Available data –

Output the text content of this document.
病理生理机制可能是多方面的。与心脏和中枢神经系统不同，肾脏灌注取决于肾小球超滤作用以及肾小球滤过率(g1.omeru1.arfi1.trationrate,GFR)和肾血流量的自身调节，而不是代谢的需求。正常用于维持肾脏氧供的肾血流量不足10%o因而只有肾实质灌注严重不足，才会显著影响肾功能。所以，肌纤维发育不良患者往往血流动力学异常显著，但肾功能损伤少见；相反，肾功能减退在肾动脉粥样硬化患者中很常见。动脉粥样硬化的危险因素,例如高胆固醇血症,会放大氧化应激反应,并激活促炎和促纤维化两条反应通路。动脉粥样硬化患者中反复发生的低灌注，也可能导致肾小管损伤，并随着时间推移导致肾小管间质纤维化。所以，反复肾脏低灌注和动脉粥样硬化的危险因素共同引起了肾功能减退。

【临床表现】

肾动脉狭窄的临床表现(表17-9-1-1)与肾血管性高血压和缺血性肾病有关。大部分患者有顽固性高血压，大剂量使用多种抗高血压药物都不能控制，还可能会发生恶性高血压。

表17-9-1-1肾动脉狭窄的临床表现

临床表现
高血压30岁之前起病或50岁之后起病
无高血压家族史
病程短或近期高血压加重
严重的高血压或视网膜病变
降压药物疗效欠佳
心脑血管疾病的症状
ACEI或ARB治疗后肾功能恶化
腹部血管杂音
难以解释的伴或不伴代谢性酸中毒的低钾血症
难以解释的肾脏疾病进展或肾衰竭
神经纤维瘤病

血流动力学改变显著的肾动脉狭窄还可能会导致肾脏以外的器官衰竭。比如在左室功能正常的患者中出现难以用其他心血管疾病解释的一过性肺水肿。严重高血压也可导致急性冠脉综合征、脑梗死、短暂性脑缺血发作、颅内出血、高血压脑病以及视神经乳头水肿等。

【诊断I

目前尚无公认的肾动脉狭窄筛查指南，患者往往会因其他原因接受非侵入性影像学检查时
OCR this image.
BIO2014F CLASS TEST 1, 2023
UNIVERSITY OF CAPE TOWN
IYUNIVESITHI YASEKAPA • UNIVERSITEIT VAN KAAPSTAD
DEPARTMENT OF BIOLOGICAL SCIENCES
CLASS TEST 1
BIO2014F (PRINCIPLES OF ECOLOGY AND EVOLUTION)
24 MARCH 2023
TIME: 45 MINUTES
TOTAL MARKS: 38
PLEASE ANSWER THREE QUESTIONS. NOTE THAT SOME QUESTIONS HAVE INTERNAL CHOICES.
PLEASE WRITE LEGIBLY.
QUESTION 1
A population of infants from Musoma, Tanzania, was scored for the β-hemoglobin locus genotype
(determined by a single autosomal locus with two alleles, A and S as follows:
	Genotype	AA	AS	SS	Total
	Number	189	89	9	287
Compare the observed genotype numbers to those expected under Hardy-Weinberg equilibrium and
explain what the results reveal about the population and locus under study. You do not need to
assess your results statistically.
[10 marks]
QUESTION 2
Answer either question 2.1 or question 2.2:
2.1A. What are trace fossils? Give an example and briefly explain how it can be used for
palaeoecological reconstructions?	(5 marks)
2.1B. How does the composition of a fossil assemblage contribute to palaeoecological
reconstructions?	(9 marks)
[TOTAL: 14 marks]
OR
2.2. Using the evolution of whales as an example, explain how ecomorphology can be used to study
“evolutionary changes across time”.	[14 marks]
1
==
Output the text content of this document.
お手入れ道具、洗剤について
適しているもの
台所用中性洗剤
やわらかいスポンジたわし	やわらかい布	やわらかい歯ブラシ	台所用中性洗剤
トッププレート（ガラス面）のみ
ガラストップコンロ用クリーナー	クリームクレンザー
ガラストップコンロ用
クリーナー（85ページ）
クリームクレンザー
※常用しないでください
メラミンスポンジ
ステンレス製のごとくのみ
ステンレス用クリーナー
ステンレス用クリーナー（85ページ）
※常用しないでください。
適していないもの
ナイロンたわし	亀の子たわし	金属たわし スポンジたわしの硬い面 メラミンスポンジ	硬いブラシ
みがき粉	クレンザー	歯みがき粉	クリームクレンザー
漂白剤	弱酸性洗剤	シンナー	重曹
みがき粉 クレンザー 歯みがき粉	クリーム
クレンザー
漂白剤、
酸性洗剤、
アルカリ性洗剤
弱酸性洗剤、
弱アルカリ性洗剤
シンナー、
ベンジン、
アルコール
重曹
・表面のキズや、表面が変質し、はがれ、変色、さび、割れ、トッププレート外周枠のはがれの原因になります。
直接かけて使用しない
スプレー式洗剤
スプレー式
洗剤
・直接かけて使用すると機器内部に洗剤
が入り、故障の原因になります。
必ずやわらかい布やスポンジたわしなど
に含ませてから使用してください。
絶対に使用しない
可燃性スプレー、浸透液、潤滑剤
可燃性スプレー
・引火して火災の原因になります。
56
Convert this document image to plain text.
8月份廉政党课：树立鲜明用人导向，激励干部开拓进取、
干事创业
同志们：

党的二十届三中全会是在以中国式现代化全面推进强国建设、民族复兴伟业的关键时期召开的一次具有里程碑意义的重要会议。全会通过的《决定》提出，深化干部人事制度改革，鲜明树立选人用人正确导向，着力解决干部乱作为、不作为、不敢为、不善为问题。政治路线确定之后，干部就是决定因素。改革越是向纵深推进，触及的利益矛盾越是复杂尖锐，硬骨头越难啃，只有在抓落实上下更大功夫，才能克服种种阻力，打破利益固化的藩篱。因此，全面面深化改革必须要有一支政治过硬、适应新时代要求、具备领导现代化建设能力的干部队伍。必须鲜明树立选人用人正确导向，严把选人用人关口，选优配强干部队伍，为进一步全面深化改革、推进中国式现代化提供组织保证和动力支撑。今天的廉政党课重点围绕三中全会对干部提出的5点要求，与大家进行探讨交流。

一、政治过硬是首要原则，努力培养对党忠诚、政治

Exercise brief –
Copy, from the material, each line that holds the string "歯みがき粉".

Answer for the task –
みがき粉	クレンザー	歯みがき粉	クリームクレンザー
みがき粉 クレンザー 歯みがき粉	クリーム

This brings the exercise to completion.